* _PAGE TEXT_
-- START --

# How do I evaluate $\int_{-\infty}^{\infty}\int_{-\infty}^{\infty} e^{-(3x^2+2 \sqrt 2 xy+3y^2)} \mathrm dx\,\mathrm dy$?

Evaluate $$\int_{-\infty}^{\infty} \int_{-\infty}^{\infty} \exp\left(-3x^2-2 \sqrt 2 xy - 3y^2\right) \, \mathrm dx\,\mathrm dy$$

I first evaluate

$$\int_{-\infty}^{\infty} \int_{-\infty}^{\infty} \exp\left[-3\bigl(x^2+ y^2\bigr)\right] \,\mathrm dx\,\mathrm dy$$

using polar coordinates, which evaluates to $$\pi/3$$. But I find difficulty to evaluate the double integral $$\int_{-\infty}^{\infty} \int_{-\infty}^{\infty} \exp\left(-2 \sqrt 2 xy\right) \, \mathrm dx\,\mathrm dy$$ Would anybody please help me finding it out?

• Where are the limits of integration on $y$? – Shubham Johri Jan 12 at 18:17
• How can you separate this integral into those two integrals? The integrand of the first integral is the product of the integrands of the latter two, not the sum. – Frpzzd Jan 12 at 18:19
• Are you sure that what you want isn't $\displaystyle\int_{-\infty}^\infty\int_{-\infty}^\infty e^{-(3x^2+2\sqrt2xy+3y^2)}\,\mathrm dx\,\mathrm dy$? – José Carlos Santos Jan 12 at 18:23
• Sorry I have corrected my problem. – Dbchatto67 Jan 12 at 18:23
• – StubbornAtom Jan 12 at 20:04

$$3x^2+2\sqrt{2} xy + 3y^2 =\begin{bmatrix}x & y \end{bmatrix} \begin{bmatrix} 3 & \sqrt{2} \\ \sqrt{2} & 3 \end{bmatrix} \begin{bmatrix}x \\ y \end{bmatrix}$$ so the integrand is $$\exp(- v^\top \Omega v/2)$$ where $$v = \begin{bmatrix}x \\ y \end{bmatrix}$$ and $$\Omega = 2\begin{bmatrix} 3 & \sqrt{2} \\ \sqrt{2} & 3 \end{bmatrix}$$.
By using the density of a $$N(0, \Sigma)$$ distribution we have $$\frac{1}{\sqrt{(2 \pi)^2 \det (\Omega^{-1})}} \int_{-\infty}^\infty \int_{-\infty}^\infty \exp(-v^\top \Omega v / 2) \, dx \, dy = 1.$$
• I've actually been studying this post and all the new concepts it's exposed me to. If the original integrand is $\exp\bigl(-v^\top\Omega v/2\bigr)$, then what allows $dv=d\begin{bmatrix}x \\ y \end{bmatrix}$ to stand for $dx\,dy$, from the original differential? – Chase Ryan Taylor Jan 13 at 6:46
• @ChaseRyanTaylor If you wish, you may write out $v$ as $(x,y)$ and write the integral as $\int_{-\infty}^\infty \int_{-\infty}^\infty \cdots \,dx \,dy$. I was just using some shorthand, but it is exactly the same as the original integral. – angryavian Jan 13 at 6:48
• If one writes $v=xi+yj$ then $dv=dx\,i + dy\,j$, no? Which is different? – Chase Ryan Taylor Jan 13 at 6:49
Hint: Doing the change of variables $$x=X+Y$$ and $$y=X-Y$$, your integral becomes$$2\int_{-\infty}^\infty\int_{-\infty}^\infty \exp\left[-\left(2\sqrt2+6\right)X^2-\left(-2\sqrt2+6\right)Y^2\right]\,\mathrm dX\,\mathrm dY.$$

-- END --

Source records
-- START --

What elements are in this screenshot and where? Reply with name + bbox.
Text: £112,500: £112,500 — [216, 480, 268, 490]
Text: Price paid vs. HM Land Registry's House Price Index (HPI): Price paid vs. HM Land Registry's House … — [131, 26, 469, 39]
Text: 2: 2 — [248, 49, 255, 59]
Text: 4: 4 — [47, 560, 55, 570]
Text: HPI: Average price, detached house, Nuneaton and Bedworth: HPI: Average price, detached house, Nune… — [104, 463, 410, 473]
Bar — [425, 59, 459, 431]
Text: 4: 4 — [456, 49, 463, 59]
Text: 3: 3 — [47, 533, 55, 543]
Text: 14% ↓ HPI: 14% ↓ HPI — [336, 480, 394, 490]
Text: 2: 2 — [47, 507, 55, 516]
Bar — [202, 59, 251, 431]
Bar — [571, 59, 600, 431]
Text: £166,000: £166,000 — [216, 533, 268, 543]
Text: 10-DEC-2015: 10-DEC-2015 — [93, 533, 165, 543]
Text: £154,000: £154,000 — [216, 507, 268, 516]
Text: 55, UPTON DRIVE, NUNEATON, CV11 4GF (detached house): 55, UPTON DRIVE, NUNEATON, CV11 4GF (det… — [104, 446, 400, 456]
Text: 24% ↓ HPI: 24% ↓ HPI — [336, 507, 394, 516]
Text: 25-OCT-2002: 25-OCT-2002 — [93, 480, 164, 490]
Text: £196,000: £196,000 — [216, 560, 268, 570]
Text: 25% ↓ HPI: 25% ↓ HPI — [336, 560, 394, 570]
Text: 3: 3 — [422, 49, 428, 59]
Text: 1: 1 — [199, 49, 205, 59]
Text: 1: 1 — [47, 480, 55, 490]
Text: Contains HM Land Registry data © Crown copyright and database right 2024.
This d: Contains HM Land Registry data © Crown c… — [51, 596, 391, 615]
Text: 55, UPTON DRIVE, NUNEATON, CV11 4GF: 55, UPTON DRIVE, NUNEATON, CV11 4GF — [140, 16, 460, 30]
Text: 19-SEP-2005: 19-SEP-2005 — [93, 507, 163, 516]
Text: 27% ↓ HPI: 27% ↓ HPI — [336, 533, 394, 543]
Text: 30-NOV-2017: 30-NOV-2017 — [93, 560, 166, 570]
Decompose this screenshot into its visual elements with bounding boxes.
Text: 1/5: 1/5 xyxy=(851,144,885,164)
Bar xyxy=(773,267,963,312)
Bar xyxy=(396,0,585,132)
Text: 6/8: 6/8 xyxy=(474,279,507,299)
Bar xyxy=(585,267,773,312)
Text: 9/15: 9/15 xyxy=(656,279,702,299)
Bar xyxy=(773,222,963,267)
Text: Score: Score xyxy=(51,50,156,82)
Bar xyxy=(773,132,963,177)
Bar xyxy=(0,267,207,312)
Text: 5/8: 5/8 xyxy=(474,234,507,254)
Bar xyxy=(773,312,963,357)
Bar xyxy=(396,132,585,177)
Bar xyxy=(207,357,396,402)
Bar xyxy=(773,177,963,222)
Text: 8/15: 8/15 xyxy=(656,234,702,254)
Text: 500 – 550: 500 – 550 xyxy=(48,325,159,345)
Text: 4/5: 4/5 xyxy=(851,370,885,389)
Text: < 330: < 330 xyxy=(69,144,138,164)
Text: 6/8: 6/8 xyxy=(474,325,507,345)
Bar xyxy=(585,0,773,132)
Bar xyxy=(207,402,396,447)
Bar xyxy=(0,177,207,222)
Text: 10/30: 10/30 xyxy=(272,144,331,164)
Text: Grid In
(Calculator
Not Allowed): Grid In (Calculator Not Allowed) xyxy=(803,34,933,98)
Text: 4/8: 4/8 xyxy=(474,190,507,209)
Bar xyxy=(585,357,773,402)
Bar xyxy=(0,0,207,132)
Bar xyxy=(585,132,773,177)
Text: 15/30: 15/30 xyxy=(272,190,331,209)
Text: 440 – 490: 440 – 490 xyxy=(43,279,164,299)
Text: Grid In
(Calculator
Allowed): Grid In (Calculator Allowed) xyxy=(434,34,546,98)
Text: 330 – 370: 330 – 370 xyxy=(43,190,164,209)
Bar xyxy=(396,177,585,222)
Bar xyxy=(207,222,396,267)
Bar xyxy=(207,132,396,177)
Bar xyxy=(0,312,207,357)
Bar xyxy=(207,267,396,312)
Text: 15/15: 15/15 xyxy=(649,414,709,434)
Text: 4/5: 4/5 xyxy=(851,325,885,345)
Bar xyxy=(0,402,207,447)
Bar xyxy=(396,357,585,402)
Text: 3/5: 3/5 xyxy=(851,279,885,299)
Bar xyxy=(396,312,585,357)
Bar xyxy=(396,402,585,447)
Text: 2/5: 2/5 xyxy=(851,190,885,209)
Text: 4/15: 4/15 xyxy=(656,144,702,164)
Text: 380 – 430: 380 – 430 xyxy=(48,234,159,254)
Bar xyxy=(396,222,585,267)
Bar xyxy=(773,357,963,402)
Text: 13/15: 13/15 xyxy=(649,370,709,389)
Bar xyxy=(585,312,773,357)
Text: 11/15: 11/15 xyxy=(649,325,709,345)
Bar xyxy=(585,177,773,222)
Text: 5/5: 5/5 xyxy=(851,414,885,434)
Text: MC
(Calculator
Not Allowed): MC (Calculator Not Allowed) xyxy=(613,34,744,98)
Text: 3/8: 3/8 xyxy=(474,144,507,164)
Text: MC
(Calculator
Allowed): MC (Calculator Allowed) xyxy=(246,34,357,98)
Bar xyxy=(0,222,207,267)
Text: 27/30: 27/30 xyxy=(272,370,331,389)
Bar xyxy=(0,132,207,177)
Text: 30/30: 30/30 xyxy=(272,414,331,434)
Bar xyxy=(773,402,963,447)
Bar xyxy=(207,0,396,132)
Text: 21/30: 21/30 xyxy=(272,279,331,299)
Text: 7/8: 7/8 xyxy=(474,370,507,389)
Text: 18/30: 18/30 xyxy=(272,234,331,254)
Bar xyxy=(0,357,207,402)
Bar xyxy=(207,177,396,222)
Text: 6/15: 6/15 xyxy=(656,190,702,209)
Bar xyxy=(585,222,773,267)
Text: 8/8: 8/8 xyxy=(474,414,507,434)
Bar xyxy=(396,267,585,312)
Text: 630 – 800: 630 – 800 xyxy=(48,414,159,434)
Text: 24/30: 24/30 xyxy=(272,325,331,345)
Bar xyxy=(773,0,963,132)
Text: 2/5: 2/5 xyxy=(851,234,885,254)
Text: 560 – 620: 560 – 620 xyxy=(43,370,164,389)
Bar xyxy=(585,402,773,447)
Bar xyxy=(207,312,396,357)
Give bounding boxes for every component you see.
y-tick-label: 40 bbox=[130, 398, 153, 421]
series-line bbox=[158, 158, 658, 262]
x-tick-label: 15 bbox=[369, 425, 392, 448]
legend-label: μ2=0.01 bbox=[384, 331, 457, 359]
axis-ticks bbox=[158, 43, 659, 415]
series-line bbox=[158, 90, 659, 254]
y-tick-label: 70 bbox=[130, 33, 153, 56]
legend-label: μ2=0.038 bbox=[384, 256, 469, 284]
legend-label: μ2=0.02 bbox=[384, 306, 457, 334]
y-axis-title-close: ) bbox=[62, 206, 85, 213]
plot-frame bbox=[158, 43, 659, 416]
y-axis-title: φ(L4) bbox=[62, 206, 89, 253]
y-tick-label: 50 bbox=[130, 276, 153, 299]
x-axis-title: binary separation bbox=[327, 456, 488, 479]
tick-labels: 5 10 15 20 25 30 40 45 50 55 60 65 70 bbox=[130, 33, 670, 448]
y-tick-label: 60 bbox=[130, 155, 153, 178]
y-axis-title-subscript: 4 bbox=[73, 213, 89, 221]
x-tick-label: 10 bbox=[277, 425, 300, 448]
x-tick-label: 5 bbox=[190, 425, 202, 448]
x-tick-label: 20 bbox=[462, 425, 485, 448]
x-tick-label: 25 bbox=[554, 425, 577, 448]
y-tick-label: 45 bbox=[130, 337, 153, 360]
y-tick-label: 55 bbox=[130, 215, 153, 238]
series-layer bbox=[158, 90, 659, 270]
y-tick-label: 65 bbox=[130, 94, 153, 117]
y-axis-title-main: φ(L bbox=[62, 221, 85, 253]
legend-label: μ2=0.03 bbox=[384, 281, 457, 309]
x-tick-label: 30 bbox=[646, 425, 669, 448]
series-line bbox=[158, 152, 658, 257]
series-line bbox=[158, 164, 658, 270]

-- END --

* _GOALS_
a) In the integration thread, what change of variables does the hint propose?
b) Extract the lines of the listing without alteration, starting at its first line and ending with the line that contains "Text: 8/15: 8/15 xyxy=(656,234,702,254)", both ends included.

* _IN RESPONSE_
a) x = X + Y and y = X − Y

b)
What elements are in this screenshot and where? Reply with name + bbox.
Text: £112,500: £112,500 — [216, 480, 268, 490]
Text: Price paid vs. HM Land Registry's House Price Index (HPI): Price paid vs. HM Land Registry's House … — [131, 26, 469, 39]
Text: 2: 2 — [248, 49, 255, 59]
Text: 4: 4 — [47, 560, 55, 570]
Text: HPI: Average price, detached house, Nuneaton and Bedworth: HPI: Average price, detached house, Nune… — [104, 463, 410, 473]
Bar — [425, 59, 459, 431]
Text: 4: 4 — [456, 49, 463, 59]
Text: 3: 3 — [47, 533, 55, 543]
Text: 14% ↓ HPI: 14% ↓ HPI — [336, 480, 394, 490]
Text: 2: 2 — [47, 507, 55, 516]
Bar — [202, 59, 251, 431]
Bar — [571, 59, 600, 431]
Text: £166,000: £166,000 — [216, 533, 268, 543]
Text: 10-DEC-2015: 10-DEC-2015 — [93, 533, 165, 543]
Text: £154,000: £154,000 — [216, 507, 268, 516]
Text: 55, UPTON DRIVE, NUNEATON, CV11 4GF (detached house): 55, UPTON DRIVE, NUNEATON, CV11 4GF (det… — [104, 446, 400, 456]
Text: 24% ↓ HPI: 24% ↓ HPI — [336, 507, 394, 516]
Text: 25-OCT-2002: 25-OCT-2002 — [93, 480, 164, 490]
Text: £196,000: £196,000 — [216, 560, 268, 570]
Text: 25% ↓ HPI: 25% ↓ HPI — [336, 560, 394, 570]
Text: 3: 3 — [422, 49, 428, 59]
Text: 1: 1 — [199, 49, 205, 59]
Text: 1: 1 — [47, 480, 55, 490]
Text: Contains HM Land Registry data © Crown copyright and database right 2024.
This d: Contains HM Land Registry data © Crown c… — [51, 596, 391, 615]
Text: 55, UPTON DRIVE, NUNEATON, CV11 4GF: 55, UPTON DRIVE, NUNEATON, CV11 4GF — [140, 16, 460, 30]
Text: 19-SEP-2005: 19-SEP-2005 — [93, 507, 163, 516]
Text: 27% ↓ HPI: 27% ↓ HPI — [336, 533, 394, 543]
Text: 30-NOV-2017: 30-NOV-2017 — [93, 560, 166, 570]
Decompose this screenshot into its visual elements with bounding boxes.
Text: 1/5: 1/5 xyxy=(851,144,885,164)
Bar xyxy=(773,267,963,312)
Bar xyxy=(396,0,585,132)
Text: 6/8: 6/8 xyxy=(474,279,507,299)
Bar xyxy=(585,267,773,312)
Text: 9/15: 9/15 xyxy=(656,279,702,299)
Bar xyxy=(773,222,963,267)
Text: Score: Score xyxy=(51,50,156,82)
Bar xyxy=(773,132,963,177)
Bar xyxy=(0,267,207,312)
Text: 5/8: 5/8 xyxy=(474,234,507,254)
Bar xyxy=(773,312,963,357)
Bar xyxy=(396,132,585,177)
Bar xyxy=(207,357,396,402)
Bar xyxy=(773,177,963,222)
Text: 8/15: 8/15 xyxy=(656,234,702,254)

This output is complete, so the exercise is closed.